[Figure dataset records]
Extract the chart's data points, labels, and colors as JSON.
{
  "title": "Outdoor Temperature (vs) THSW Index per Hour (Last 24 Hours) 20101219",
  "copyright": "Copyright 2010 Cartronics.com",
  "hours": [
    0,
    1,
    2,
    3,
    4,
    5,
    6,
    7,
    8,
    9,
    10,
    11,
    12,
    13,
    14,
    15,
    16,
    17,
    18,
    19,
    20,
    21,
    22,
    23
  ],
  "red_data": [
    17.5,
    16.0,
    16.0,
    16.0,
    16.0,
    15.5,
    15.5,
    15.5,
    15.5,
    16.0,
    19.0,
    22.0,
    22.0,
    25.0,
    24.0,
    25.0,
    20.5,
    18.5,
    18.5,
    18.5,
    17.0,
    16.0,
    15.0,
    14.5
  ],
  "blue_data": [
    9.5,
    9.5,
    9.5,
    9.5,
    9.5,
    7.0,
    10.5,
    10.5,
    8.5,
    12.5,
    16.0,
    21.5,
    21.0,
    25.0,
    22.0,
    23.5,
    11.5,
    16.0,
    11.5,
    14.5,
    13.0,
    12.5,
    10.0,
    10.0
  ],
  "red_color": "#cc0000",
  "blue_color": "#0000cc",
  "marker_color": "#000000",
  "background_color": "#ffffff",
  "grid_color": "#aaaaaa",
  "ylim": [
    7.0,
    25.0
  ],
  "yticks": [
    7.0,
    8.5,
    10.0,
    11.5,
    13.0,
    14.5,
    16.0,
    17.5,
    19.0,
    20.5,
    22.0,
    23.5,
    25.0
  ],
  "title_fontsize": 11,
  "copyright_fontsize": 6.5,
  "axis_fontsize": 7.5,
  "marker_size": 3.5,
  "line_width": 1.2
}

> **Problem to solve**
Quote the entire listing above exactly.

> **Result of the task**
Extract the chart's data points, labels, and colors as JSON.
{
  "title": "Outdoor Temperature (vs) THSW Index per Hour (Last 24 Hours) 20101219",
  "copyright": "Copyright 2010 Cartronics.com",
  "hours": [
    0,
    1,
    2,
    3,
    4,
    5,
    6,
    7,
    8,
    9,
    10,
    11,
    12,
    13,
    14,
    15,
    16,
    17,
    18,
    19,
    20,
    21,
    22,
    23
  ],
  "red_data": [
    17.5,
    16.0,
    16.0,
    16.0,
    16.0,
    15.5,
    15.5,
    15.5,
    15.5,
    16.0,
    19.0,
    22.0,
    22.0,
    25.0,
    24.0,
    25.0,
    20.5,
    18.5,
    18.5,
    18.5,
    17.0,
    16.0,
    15.0,
    14.5
  ],
  "blue_data": [
    9.5,
    9.5,
    9.5,
    9.5,
    9.5,
    7.0,
    10.5,
    10.5,
    8.5,
    12.5,
    16.0,
    21.5,
    21.0,
    25.0,
    22.0,
    23.5,
    11.5,
    16.0,
    11.5,
    14.5,
    13.0,
    12.5,
    10.0,
    10.0
  ],
  "red_color": "#cc0000",
  "blue_color": "#0000cc",
  "marker_color": "#000000",
  "background_color": "#ffffff",
  "grid_color": "#aaaaaa",
  "ylim": [
    7.0,
    25.0
  ],
  "yticks": [
    7.0,
    8.5,
    10.0,
    11.5,
    13.0,
    14.5,
    16.0,
    17.5,
    19.0,
    20.5,
    22.0,
    23.5,
    25.0
  ],
  "title_fontsize": 11,
  "copyright_fontsize": 6.5,
  "axis_fontsize": 7.5,
  "marker_size": 3.5,
  "line_width": 1.2
}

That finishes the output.